» **Exercise details**:
Count lines, not occurrences: report how many lines in the records hold the string "JSON", and nothing else.

» **Material to process**:

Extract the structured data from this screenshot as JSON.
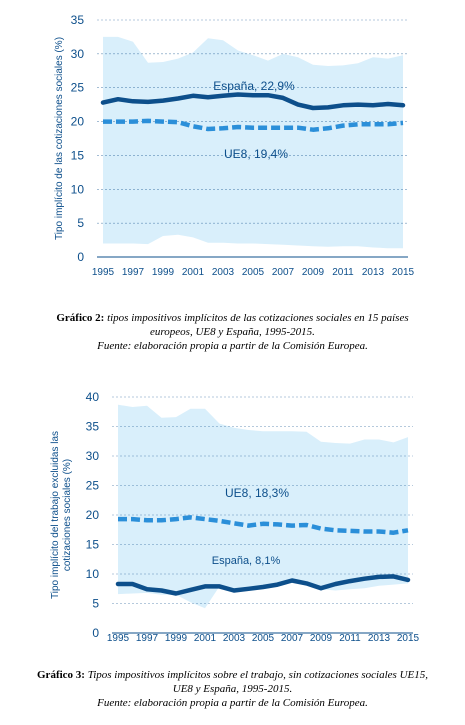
{
  "chart_data": [
    {
      "type": "line",
      "ylabel": "Tipo implícito de las cotizaciones sociales (%)",
      "xlabel": "",
      "ylim": [
        0,
        35
      ],
      "yticks": [
        0,
        5,
        10,
        15,
        20,
        25,
        30,
        35
      ],
      "x_tick_labels": [
        "1995",
        "1997",
        "1999",
        "2001",
        "2003",
        "2005",
        "2007",
        "2009",
        "2011",
        "2013",
        "2015"
      ],
      "x": [
        1995,
        1996,
        1997,
        1998,
        1999,
        2000,
        2001,
        2002,
        2003,
        2004,
        2005,
        2006,
        2007,
        2008,
        2009,
        2010,
        2011,
        2012,
        2013,
        2014,
        2015
      ],
      "grid": "horizontal dashed",
      "band": {
        "upper": [
          32.5,
          32.5,
          31.8,
          28.7,
          28.8,
          29.3,
          30.2,
          32.3,
          32.0,
          30.5,
          29.8,
          29.0,
          30.0,
          29.5,
          28.4,
          28.2,
          28.3,
          28.6,
          29.5,
          29.3,
          29.8
        ],
        "lower": [
          2.0,
          2.0,
          2.0,
          1.9,
          3.1,
          3.3,
          2.9,
          2.1,
          2.1,
          2.0,
          2.0,
          1.9,
          1.8,
          1.7,
          1.6,
          1.5,
          1.6,
          1.6,
          1.4,
          1.3,
          1.3
        ]
      },
      "series": [
        {
          "name": "España, 22,9%",
          "style": "solid",
          "values": [
            22.8,
            23.3,
            23.0,
            22.9,
            23.1,
            23.4,
            23.8,
            23.6,
            23.8,
            24.0,
            23.9,
            23.9,
            23.5,
            22.5,
            22.0,
            22.1,
            22.4,
            22.5,
            22.4,
            22.6,
            22.4
          ]
        },
        {
          "name": "UE8, 19,4%",
          "style": "dashed",
          "values": [
            20.0,
            20.0,
            20.0,
            20.1,
            20.0,
            19.9,
            19.3,
            18.9,
            19.0,
            19.2,
            19.1,
            19.1,
            19.1,
            19.1,
            18.8,
            19.0,
            19.4,
            19.6,
            19.6,
            19.6,
            19.8
          ]
        }
      ]
    },
    {
      "type": "line",
      "ylabel": "Tipo implícito del trabajo excluidas las cotizaciones sociales (%)",
      "xlabel": "",
      "ylim": [
        0,
        40
      ],
      "yticks": [
        0,
        5,
        10,
        15,
        20,
        25,
        30,
        35,
        40
      ],
      "x_tick_labels": [
        "1995",
        "1997",
        "1999",
        "2001",
        "2003",
        "2005",
        "2007",
        "2009",
        "2011",
        "2013",
        "2015"
      ],
      "x": [
        1995,
        1996,
        1997,
        1998,
        1999,
        2000,
        2001,
        2002,
        2003,
        2004,
        2005,
        2006,
        2007,
        2008,
        2009,
        2010,
        2011,
        2012,
        2013,
        2014,
        2015
      ],
      "grid": "horizontal dashed",
      "band": {
        "upper": [
          38.7,
          38.3,
          38.5,
          36.5,
          36.6,
          38.0,
          38.0,
          35.5,
          34.8,
          34.4,
          34.2,
          34.2,
          34.2,
          34.1,
          32.4,
          32.2,
          32.1,
          32.8,
          32.8,
          32.3,
          33.2
        ],
        "lower": [
          6.6,
          6.7,
          6.8,
          6.5,
          6.5,
          5.2,
          4.2,
          7.9,
          7.3,
          7.5,
          7.7,
          8.1,
          8.6,
          8.4,
          7.4,
          7.2,
          7.4,
          7.6,
          8.0,
          8.2,
          8.4
        ]
      },
      "series": [
        {
          "name": "UE8, 18,3%",
          "style": "dashed",
          "values": [
            19.3,
            19.3,
            19.1,
            19.1,
            19.3,
            19.6,
            19.3,
            19.0,
            18.6,
            18.2,
            18.5,
            18.4,
            18.2,
            18.3,
            17.7,
            17.4,
            17.3,
            17.2,
            17.2,
            17.0,
            17.4
          ]
        },
        {
          "name": "España, 8,1%",
          "style": "solid",
          "values": [
            8.3,
            8.3,
            7.4,
            7.2,
            6.7,
            7.3,
            7.9,
            7.9,
            7.2,
            7.5,
            7.8,
            8.2,
            8.9,
            8.4,
            7.6,
            8.3,
            8.8,
            9.2,
            9.5,
            9.6,
            9.0
          ]
        }
      ]
    }
  ],
  "colors": {
    "band": "#d9effb",
    "espana_line": "#0d4f8b",
    "ue8_line": "#2b8fd9",
    "axis_text": "#0d4f8b",
    "grid": "#0d4f8b"
  },
  "captions": [
    {
      "label": "Gráfico 2:",
      "line1": " tipos impositivos implícitos de las cotizaciones sociales en 15 países",
      "line2": "europeos, UE8 y España, 1995-2015.",
      "source": "Fuente: elaboración propia a partir de la Comisión Europea."
    },
    {
      "label": "Gráfico 3:",
      "line1": " Tipos impositivos implícitos sobre el trabajo, sin cotizaciones sociales UE15,",
      "line2": "UE8 y España, 1995-2015.",
      "source": "Fuente: elaboración propia a partir de la Comisión Europea."
    }
  ]
}
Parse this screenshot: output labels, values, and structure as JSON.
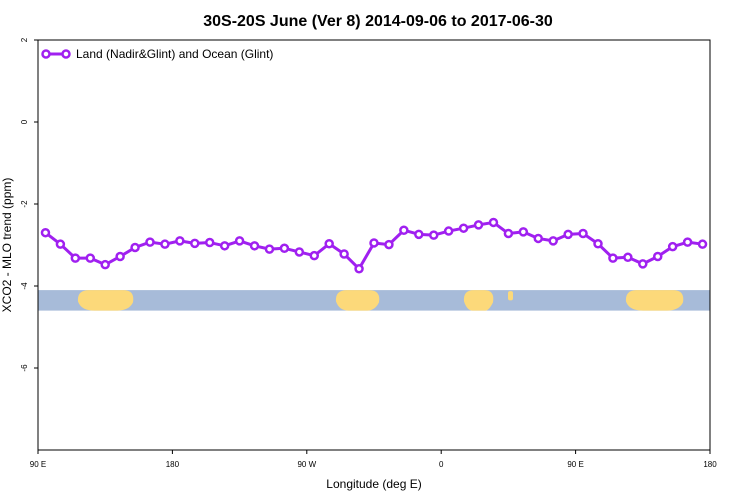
{
  "chart_data": {
    "type": "line",
    "title": "30S-20S June (Ver 8)   2014-09-06 to 2017-06-30",
    "xlabel": "Longitude (deg E)",
    "ylabel": "XCO2 - MLO trend (ppm)",
    "xlim": [
      90,
      540
    ],
    "ylim": [
      -8,
      2
    ],
    "x_ticks": [
      {
        "value": 90,
        "label": "90 E"
      },
      {
        "value": 180,
        "label": "180"
      },
      {
        "value": 270,
        "label": "90 W"
      },
      {
        "value": 360,
        "label": "0"
      },
      {
        "value": 450,
        "label": "90 E"
      },
      {
        "value": 540,
        "label": "180"
      }
    ],
    "y_ticks": [
      {
        "value": 2,
        "label": "2"
      },
      {
        "value": 0,
        "label": "0"
      },
      {
        "value": -2,
        "label": "-2"
      },
      {
        "value": -4,
        "label": "-4"
      },
      {
        "value": -6,
        "label": "-6"
      }
    ],
    "legend_position": "top-left",
    "grid": false,
    "map_strip": {
      "y_top": -4.1,
      "y_bottom": -4.6,
      "ocean_color": "#a7bbd9",
      "land_color": "#fcd97a"
    },
    "series": [
      {
        "name": "Land (Nadir&Glint) and Ocean (Glint)",
        "color": "#a020f0",
        "x": [
          95,
          105,
          115,
          125,
          135,
          145,
          155,
          165,
          175,
          185,
          195,
          205,
          215,
          225,
          235,
          245,
          255,
          265,
          275,
          285,
          295,
          305,
          315,
          325,
          335,
          345,
          355,
          365,
          375,
          385,
          395,
          405,
          415,
          425,
          435,
          445,
          455,
          465,
          475,
          485,
          495,
          505,
          515,
          525,
          535
        ],
        "values": [
          -2.7,
          -2.98,
          -3.32,
          -3.32,
          -3.48,
          -3.28,
          -3.06,
          -2.93,
          -2.98,
          -2.9,
          -2.96,
          -2.94,
          -3.02,
          -2.9,
          -3.02,
          -3.1,
          -3.08,
          -3.17,
          -3.26,
          -2.97,
          -3.22,
          -3.58,
          -2.95,
          -2.99,
          -2.64,
          -2.74,
          -2.76,
          -2.66,
          -2.59,
          -2.51,
          -2.45,
          -2.72,
          -2.68,
          -2.84,
          -2.9,
          -2.74,
          -2.72,
          -2.97,
          -3.32,
          -3.3,
          -3.46,
          -3.28,
          -3.04,
          -2.93,
          -2.98
        ]
      }
    ]
  }
}
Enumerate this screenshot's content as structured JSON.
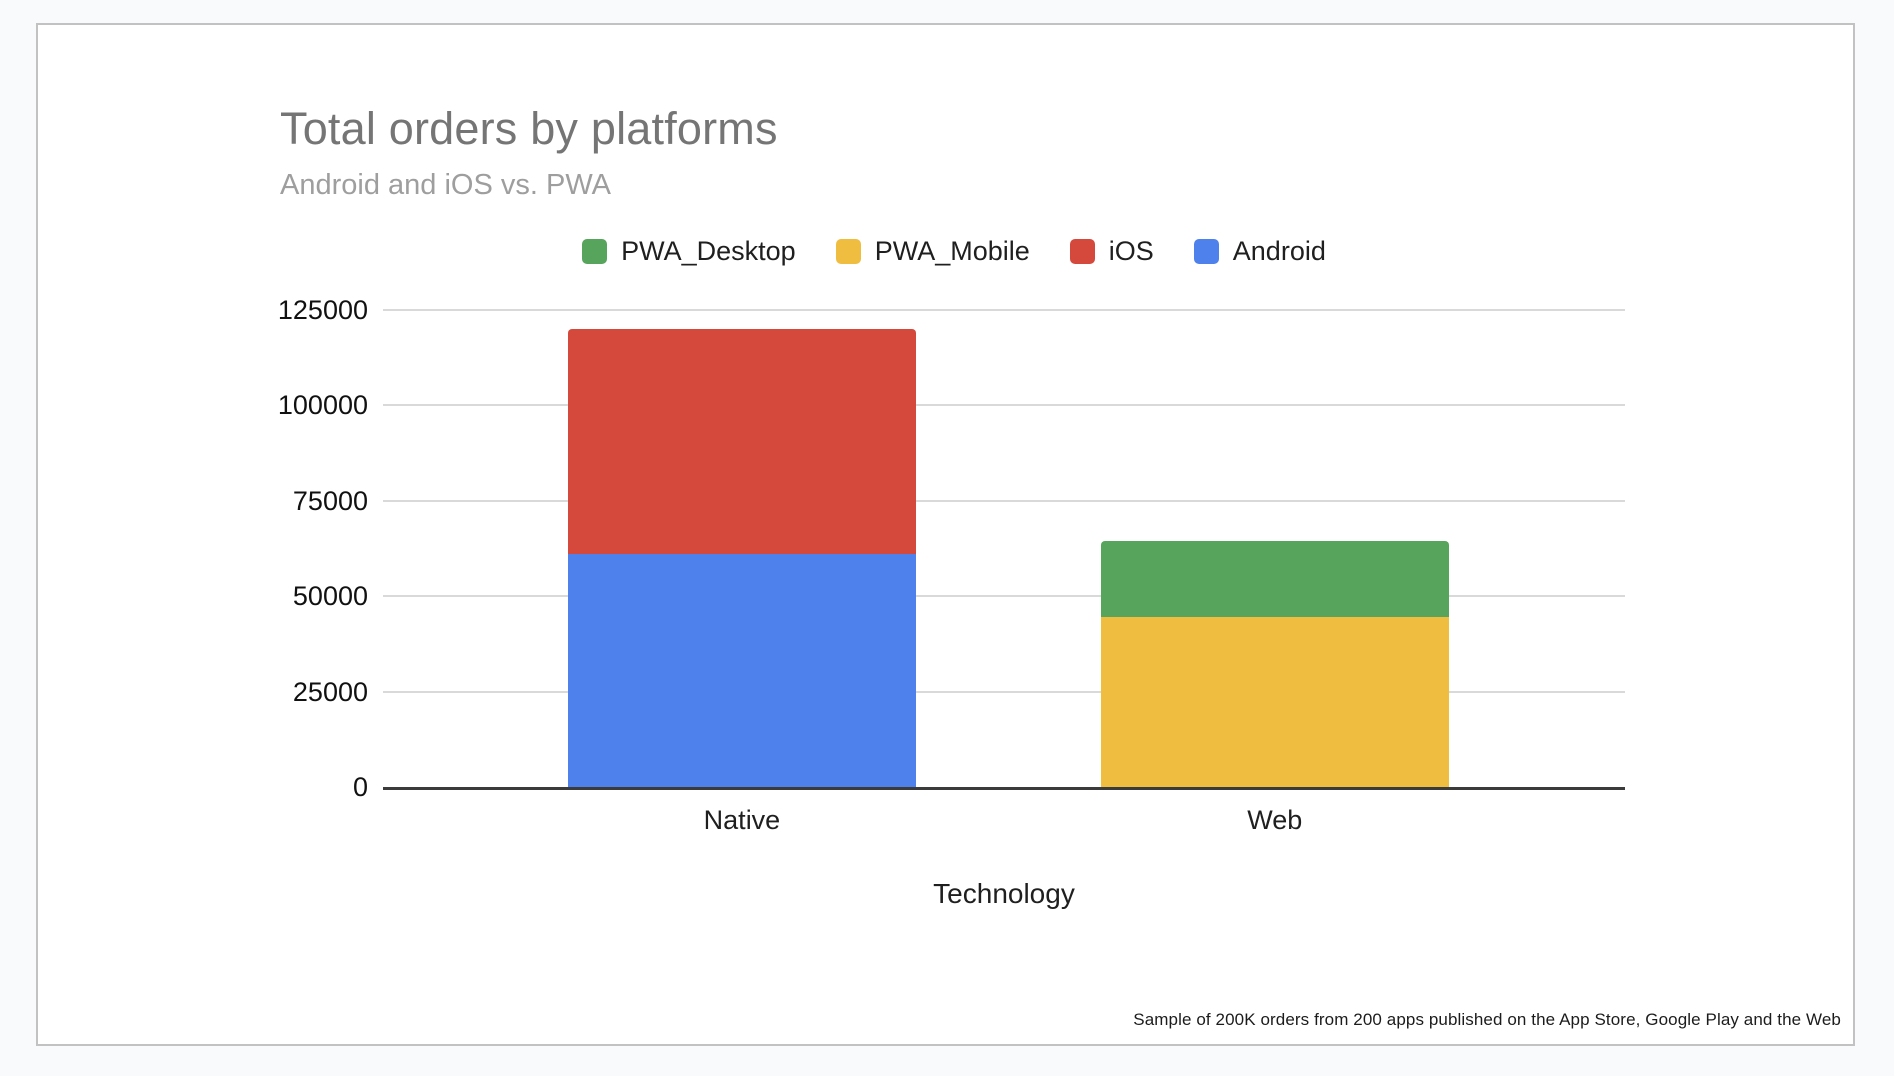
{
  "card": {
    "background": "#ffffff",
    "border_color": "#c2c2c2",
    "page_background": "#f8fafb"
  },
  "chart_data": {
    "type": "bar",
    "variant": "stacked-vertical",
    "title": "Total orders by platforms",
    "subtitle": "Android and iOS vs. PWA",
    "xlabel": "Technology",
    "ylabel": "",
    "categories": [
      "Native",
      "Web"
    ],
    "series": [
      {
        "name": "Android",
        "color": "#4e81ec",
        "values": [
          61000,
          0
        ]
      },
      {
        "name": "iOS",
        "color": "#d5493c",
        "values": [
          59000,
          0
        ]
      },
      {
        "name": "PWA_Mobile",
        "color": "#efbe41",
        "values": [
          0,
          44500
        ]
      },
      {
        "name": "PWA_Desktop",
        "color": "#57a45c",
        "values": [
          0,
          20000
        ]
      }
    ],
    "stack_totals": {
      "Native": 120000,
      "Web": 64500
    },
    "legend_order": [
      "PWA_Desktop",
      "PWA_Mobile",
      "iOS",
      "Android"
    ],
    "legend_position": "top",
    "y_ticks": [
      0,
      25000,
      50000,
      75000,
      100000,
      125000
    ],
    "ylim": [
      0,
      125000
    ],
    "grid": true,
    "gridline_color": "#d9d9d9",
    "axis_line_color": "#3b3b3b",
    "title_color": "#757575",
    "subtitle_color": "#9e9e9e"
  },
  "footer": {
    "note": "Sample of 200K orders from 200 apps published on the App Store, Google Play and the Web"
  }
}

» **Response to the exercise**:
3